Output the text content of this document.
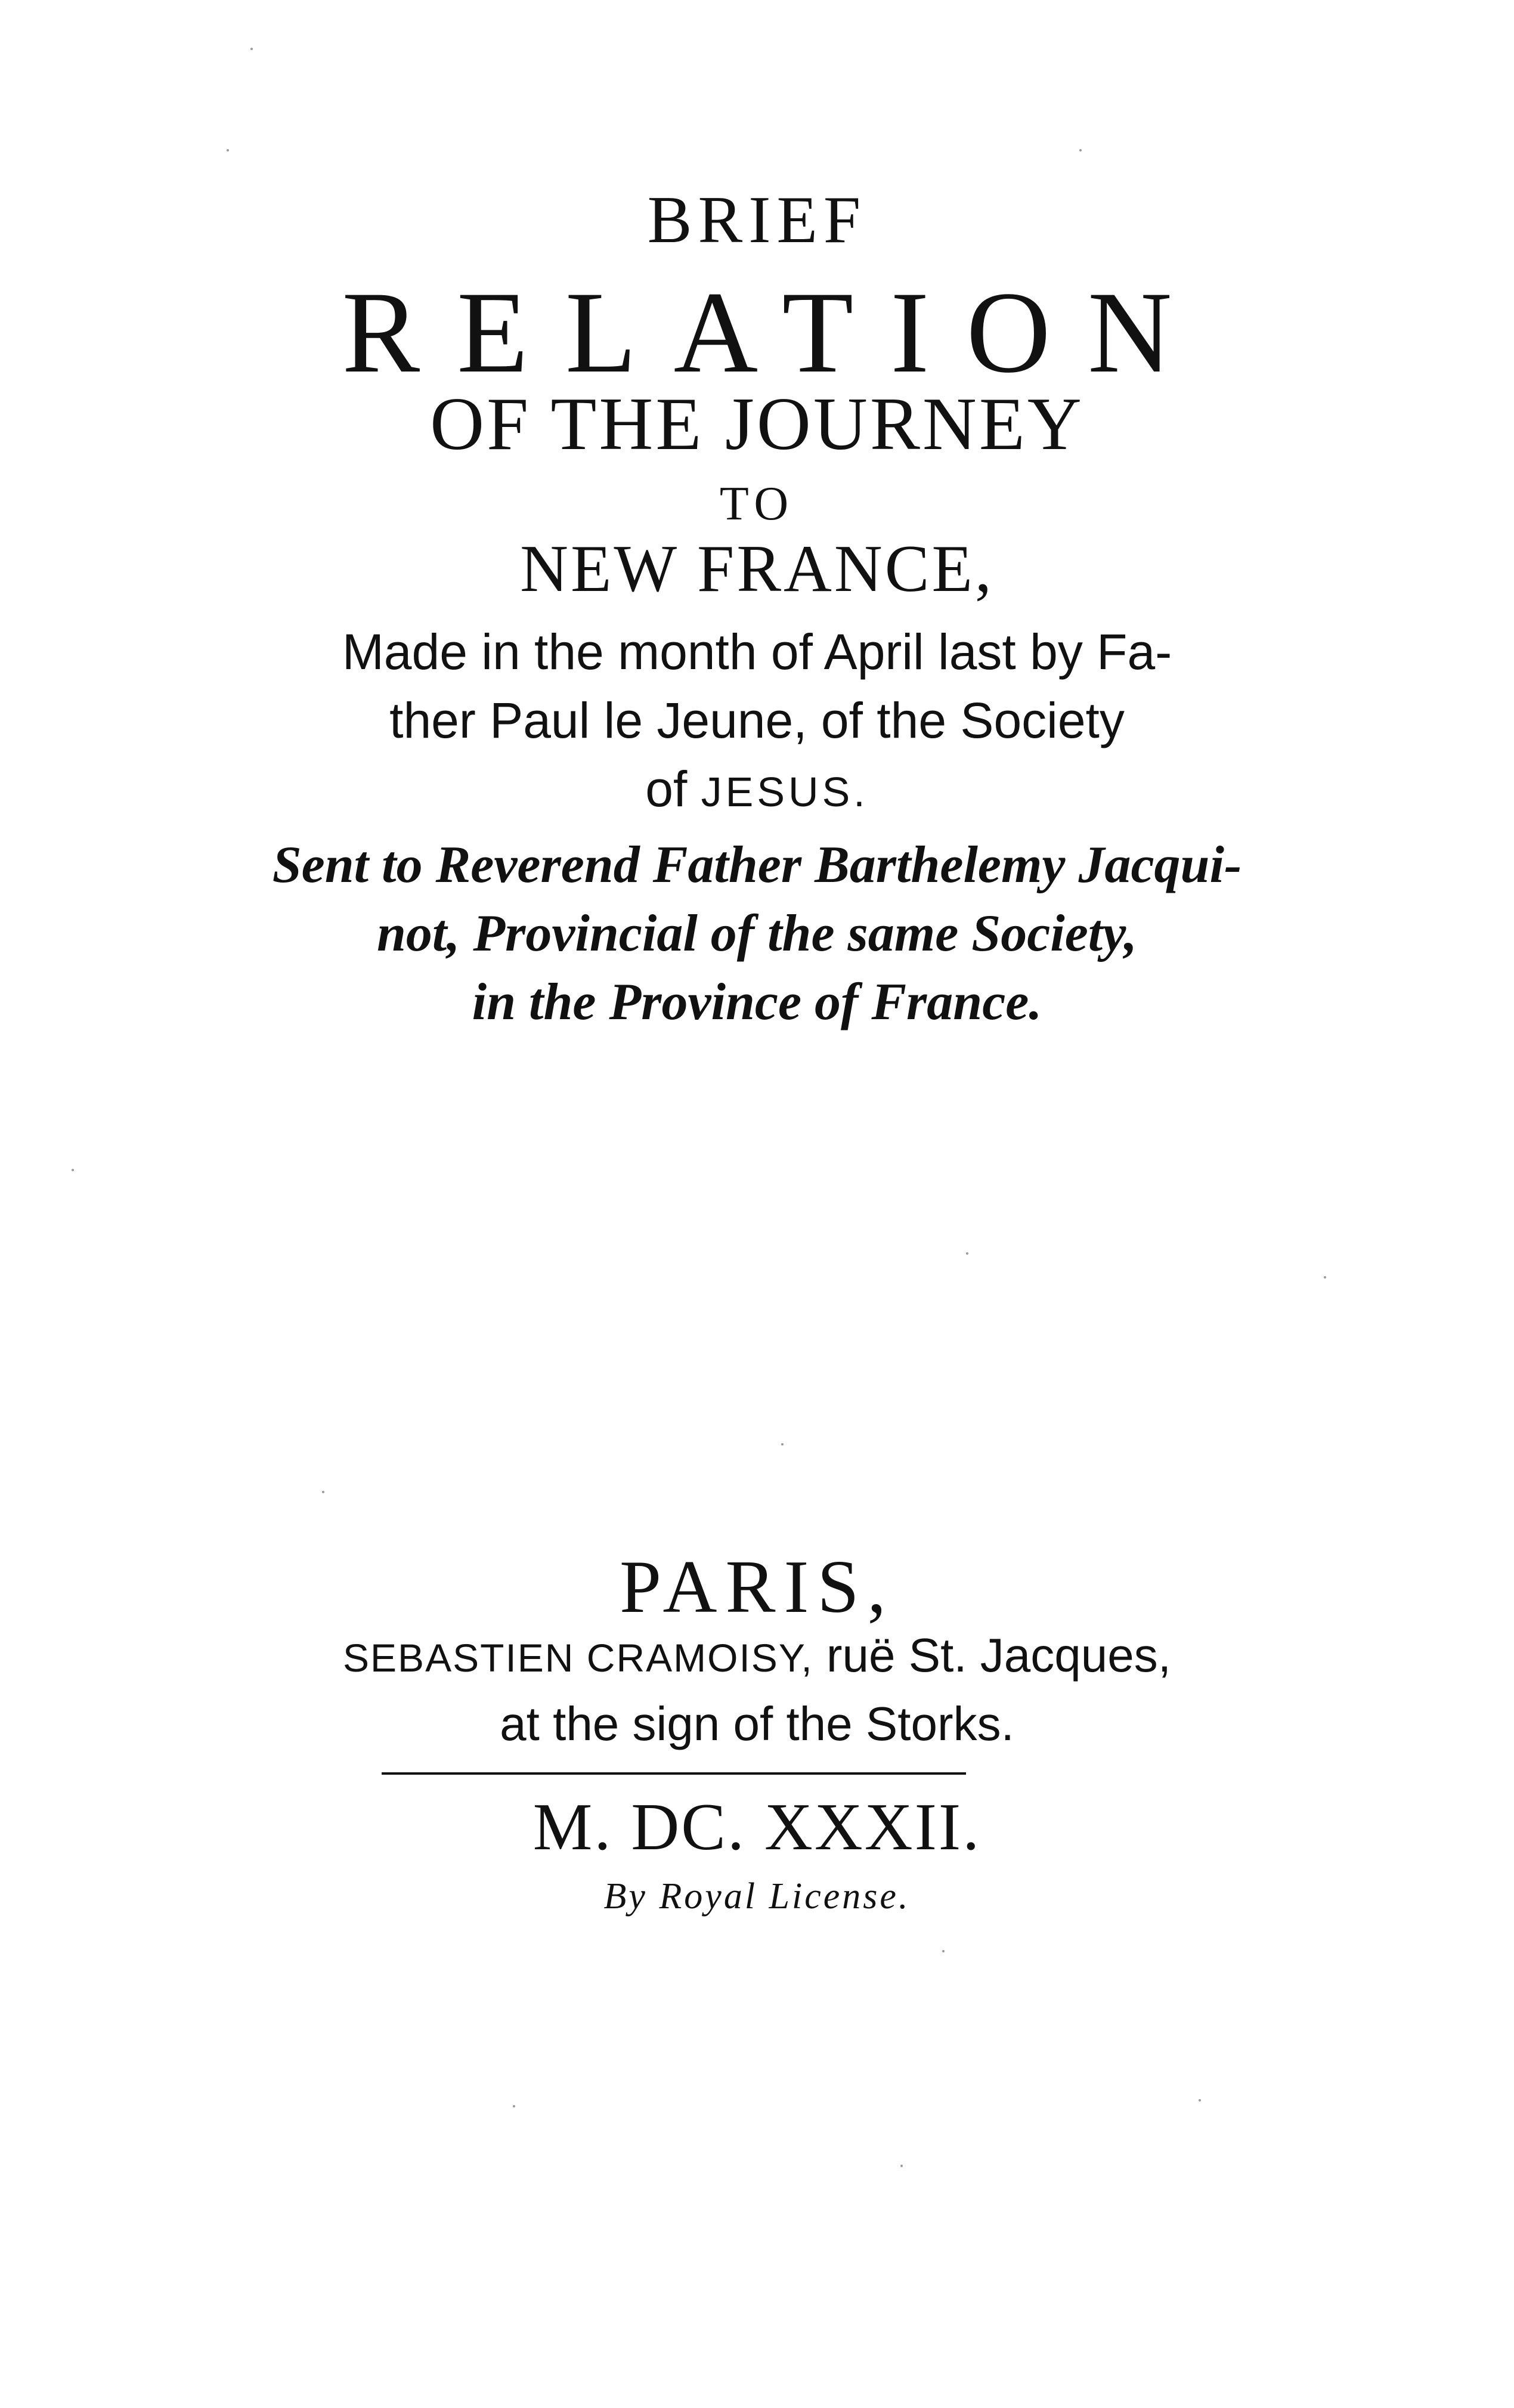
BRIEF
RELATION
OF THE JOURNEY
TO
NEW FRANCE,
Made in the month of April last by Fa-
ther Paul le Jeune, of the Society
of JESUS.
Sent to Reverend Father Barthelemy Jacqui-
not, Provincial of the same Society,
in the Province of France.
PARIS,
SEBASTIEN CRAMOISY, ruë St. Jacques,
at the sign of the Storks.
M. DC. XXXII.
By Royal License.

--

Reproduce the listing above exactly, excluding all pictures.

SOLUTION TO THE EXERCISE —
Output the text content of this document.
BRIEF
RELATION
OF THE JOURNEY
TO
NEW FRANCE,
Made in the month of April last by Fa-
ther Paul le Jeune, of the Society
of JESUS.
Sent to Reverend Father Barthelemy Jacqui-
not, Provincial of the same Society,
in the Province of France.
PARIS,
SEBASTIEN CRAMOISY, ruë St. Jacques,
at the sign of the Storks.
M. DC. XXXII.
By Royal License.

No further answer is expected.